**Records for processing:**

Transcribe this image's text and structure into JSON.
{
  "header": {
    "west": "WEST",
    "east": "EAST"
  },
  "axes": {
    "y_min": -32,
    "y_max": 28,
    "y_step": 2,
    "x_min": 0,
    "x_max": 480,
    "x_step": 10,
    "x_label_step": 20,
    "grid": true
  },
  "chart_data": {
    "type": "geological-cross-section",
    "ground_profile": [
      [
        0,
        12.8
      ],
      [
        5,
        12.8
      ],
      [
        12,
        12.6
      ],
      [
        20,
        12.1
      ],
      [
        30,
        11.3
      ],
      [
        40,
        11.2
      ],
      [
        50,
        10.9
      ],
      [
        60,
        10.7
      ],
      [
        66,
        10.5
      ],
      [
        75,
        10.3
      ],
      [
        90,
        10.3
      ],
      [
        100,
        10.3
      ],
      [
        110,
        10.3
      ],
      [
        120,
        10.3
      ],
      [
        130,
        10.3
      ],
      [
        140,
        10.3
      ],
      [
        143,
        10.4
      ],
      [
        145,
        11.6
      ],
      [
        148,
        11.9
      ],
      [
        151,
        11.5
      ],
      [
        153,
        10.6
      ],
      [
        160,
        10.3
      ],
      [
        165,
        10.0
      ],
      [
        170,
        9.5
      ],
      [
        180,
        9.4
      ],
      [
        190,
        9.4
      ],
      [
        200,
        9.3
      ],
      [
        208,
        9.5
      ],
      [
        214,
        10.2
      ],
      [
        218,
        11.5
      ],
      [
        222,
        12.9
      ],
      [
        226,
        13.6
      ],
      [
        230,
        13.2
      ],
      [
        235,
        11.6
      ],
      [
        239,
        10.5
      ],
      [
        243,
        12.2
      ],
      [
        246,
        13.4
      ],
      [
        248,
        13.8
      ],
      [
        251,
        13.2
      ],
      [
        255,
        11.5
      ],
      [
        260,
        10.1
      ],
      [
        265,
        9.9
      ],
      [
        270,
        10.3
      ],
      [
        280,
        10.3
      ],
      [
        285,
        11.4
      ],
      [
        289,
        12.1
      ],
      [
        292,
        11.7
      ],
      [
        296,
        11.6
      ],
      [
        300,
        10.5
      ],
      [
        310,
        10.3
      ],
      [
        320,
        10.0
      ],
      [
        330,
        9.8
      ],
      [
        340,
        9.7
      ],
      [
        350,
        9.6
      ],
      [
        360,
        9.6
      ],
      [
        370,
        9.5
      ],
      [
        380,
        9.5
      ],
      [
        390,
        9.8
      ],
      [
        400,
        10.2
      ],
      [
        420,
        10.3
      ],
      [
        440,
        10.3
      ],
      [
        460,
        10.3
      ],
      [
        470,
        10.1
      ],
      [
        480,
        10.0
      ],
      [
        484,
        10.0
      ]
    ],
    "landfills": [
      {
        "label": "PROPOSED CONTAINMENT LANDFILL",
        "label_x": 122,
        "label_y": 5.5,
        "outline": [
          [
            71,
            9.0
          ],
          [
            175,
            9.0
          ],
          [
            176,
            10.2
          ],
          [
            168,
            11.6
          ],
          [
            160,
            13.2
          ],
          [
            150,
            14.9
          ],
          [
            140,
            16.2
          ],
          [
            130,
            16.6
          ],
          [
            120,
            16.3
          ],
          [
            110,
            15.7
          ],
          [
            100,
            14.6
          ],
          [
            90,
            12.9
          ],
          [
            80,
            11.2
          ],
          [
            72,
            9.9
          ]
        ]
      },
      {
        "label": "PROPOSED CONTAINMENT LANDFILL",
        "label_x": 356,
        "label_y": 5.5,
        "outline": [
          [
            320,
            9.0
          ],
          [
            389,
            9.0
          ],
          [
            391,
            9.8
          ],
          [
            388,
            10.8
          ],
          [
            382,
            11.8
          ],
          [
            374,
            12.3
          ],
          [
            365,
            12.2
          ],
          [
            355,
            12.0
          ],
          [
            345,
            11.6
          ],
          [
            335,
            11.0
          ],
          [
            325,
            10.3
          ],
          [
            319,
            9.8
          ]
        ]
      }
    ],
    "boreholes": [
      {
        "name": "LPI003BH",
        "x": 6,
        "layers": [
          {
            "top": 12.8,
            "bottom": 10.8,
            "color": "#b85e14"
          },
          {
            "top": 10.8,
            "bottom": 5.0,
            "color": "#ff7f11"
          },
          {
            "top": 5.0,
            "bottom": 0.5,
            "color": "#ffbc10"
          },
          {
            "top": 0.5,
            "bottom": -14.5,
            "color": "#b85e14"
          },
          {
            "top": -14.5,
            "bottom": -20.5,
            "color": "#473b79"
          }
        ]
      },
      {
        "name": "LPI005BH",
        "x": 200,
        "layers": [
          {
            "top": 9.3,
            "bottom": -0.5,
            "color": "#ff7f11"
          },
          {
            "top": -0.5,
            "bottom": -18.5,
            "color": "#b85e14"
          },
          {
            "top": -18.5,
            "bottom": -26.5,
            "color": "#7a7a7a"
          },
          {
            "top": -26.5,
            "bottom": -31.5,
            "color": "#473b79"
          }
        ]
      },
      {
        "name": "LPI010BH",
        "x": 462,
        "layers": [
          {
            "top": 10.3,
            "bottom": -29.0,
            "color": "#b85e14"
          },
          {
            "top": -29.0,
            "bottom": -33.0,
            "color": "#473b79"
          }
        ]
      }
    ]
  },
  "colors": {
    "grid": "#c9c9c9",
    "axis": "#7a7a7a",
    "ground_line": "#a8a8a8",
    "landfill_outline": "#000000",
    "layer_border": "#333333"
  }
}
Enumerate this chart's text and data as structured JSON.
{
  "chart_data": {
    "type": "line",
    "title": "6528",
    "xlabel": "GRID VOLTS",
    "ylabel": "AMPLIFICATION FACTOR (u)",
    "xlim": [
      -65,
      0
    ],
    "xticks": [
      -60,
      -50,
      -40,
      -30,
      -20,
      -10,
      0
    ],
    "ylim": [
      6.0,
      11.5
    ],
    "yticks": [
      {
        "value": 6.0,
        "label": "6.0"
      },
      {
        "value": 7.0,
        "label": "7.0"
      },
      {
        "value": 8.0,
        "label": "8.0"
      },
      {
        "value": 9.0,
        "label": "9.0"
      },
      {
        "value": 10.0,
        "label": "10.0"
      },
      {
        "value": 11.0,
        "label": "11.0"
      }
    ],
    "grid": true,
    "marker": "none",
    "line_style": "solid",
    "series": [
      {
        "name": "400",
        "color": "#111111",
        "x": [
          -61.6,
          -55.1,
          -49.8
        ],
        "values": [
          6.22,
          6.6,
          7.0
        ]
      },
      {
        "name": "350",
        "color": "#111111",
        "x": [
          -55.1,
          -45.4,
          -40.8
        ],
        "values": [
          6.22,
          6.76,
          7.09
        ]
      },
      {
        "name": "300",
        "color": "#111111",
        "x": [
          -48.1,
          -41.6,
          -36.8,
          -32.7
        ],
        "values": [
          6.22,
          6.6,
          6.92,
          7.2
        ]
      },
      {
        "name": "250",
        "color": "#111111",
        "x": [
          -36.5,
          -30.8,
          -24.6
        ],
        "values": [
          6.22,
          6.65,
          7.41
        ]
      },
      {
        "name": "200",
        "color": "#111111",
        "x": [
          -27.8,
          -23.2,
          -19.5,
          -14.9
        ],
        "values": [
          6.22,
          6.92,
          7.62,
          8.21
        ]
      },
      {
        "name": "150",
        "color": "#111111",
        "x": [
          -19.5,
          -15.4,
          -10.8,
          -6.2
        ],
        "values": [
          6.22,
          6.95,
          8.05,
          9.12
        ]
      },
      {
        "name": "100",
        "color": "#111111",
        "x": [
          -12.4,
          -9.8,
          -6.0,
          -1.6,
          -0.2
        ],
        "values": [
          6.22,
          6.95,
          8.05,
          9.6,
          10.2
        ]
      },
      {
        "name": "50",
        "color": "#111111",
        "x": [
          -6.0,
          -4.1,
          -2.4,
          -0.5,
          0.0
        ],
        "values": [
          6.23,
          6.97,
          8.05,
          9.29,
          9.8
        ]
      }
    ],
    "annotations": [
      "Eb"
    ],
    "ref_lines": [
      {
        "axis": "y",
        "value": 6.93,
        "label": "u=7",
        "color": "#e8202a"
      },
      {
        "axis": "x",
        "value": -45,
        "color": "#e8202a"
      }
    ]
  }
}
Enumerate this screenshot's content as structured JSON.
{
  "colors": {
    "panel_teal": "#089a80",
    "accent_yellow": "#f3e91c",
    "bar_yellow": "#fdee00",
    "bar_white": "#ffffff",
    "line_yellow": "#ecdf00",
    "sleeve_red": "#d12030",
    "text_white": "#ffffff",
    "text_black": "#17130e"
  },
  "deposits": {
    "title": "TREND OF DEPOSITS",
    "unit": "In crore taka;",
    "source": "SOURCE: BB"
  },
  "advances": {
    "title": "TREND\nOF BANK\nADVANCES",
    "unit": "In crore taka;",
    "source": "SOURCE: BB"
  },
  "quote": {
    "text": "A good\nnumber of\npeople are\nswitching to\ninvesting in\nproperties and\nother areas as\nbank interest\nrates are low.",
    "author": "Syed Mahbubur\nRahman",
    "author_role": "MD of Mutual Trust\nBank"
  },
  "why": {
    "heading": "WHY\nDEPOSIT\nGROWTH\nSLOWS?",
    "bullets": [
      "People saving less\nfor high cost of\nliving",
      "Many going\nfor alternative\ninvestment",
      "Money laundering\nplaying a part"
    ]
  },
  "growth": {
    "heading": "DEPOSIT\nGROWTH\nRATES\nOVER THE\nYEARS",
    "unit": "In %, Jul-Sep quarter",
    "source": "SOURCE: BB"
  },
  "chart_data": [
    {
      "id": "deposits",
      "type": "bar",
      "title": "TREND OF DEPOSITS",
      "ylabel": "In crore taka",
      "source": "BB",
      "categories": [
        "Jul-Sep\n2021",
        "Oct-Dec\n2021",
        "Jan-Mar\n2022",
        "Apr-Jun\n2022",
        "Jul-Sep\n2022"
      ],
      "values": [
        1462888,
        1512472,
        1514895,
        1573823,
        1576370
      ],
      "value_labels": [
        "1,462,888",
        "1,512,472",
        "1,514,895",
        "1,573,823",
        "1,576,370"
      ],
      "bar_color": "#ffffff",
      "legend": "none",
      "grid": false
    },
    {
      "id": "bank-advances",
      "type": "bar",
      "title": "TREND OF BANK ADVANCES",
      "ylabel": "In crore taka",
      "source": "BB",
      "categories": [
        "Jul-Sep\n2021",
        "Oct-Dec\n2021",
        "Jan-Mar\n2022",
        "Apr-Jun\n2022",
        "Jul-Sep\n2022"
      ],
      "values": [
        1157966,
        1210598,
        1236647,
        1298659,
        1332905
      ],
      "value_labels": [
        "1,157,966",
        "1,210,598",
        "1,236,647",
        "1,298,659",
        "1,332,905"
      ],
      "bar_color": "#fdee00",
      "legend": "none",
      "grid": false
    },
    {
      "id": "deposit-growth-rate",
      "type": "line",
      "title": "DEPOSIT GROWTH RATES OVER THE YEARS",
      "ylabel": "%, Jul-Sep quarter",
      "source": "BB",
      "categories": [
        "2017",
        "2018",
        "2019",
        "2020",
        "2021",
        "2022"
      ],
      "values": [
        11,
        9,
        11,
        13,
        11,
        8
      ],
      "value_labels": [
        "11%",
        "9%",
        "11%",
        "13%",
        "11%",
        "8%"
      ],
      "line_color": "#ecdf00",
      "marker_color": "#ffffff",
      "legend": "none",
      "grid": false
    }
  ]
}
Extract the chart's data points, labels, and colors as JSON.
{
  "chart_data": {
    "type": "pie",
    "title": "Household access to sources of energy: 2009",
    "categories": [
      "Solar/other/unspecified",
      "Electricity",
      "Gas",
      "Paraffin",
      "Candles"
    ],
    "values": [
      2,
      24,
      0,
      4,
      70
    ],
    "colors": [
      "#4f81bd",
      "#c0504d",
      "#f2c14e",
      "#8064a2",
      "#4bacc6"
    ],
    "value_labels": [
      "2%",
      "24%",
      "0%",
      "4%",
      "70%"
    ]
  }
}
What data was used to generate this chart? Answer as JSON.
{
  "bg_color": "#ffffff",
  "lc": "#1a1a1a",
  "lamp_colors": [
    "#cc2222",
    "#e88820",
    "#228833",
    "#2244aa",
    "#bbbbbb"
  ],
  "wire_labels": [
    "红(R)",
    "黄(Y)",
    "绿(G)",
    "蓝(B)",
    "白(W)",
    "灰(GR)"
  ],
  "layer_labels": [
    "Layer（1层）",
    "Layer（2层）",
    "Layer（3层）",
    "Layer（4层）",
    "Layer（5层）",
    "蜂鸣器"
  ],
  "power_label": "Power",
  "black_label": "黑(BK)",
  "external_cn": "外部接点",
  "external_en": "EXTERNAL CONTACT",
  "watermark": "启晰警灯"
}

**Stated task:**
Extract every line from the one with "What data was" down to the final line above, both included, exactly as written.

**Output:**
What data was used to generate this chart? Answer as JSON.
{
  "bg_color": "#ffffff",
  "lc": "#1a1a1a",
  "lamp_colors": [
    "#cc2222",
    "#e88820",
    "#228833",
    "#2244aa",
    "#bbbbbb"
  ],
  "wire_labels": [
    "红(R)",
    "黄(Y)",
    "绿(G)",
    "蓝(B)",
    "白(W)",
    "灰(GR)"
  ],
  "layer_labels": [
    "Layer（1层）",
    "Layer（2层）",
    "Layer（3层）",
    "Layer（4层）",
    "Layer（5层）",
    "蜂鸣器"
  ],
  "power_label": "Power",
  "black_label": "黑(BK)",
  "external_cn": "外部接点",
  "external_en": "EXTERNAL CONTACT",
  "watermark": "启晰警灯"
}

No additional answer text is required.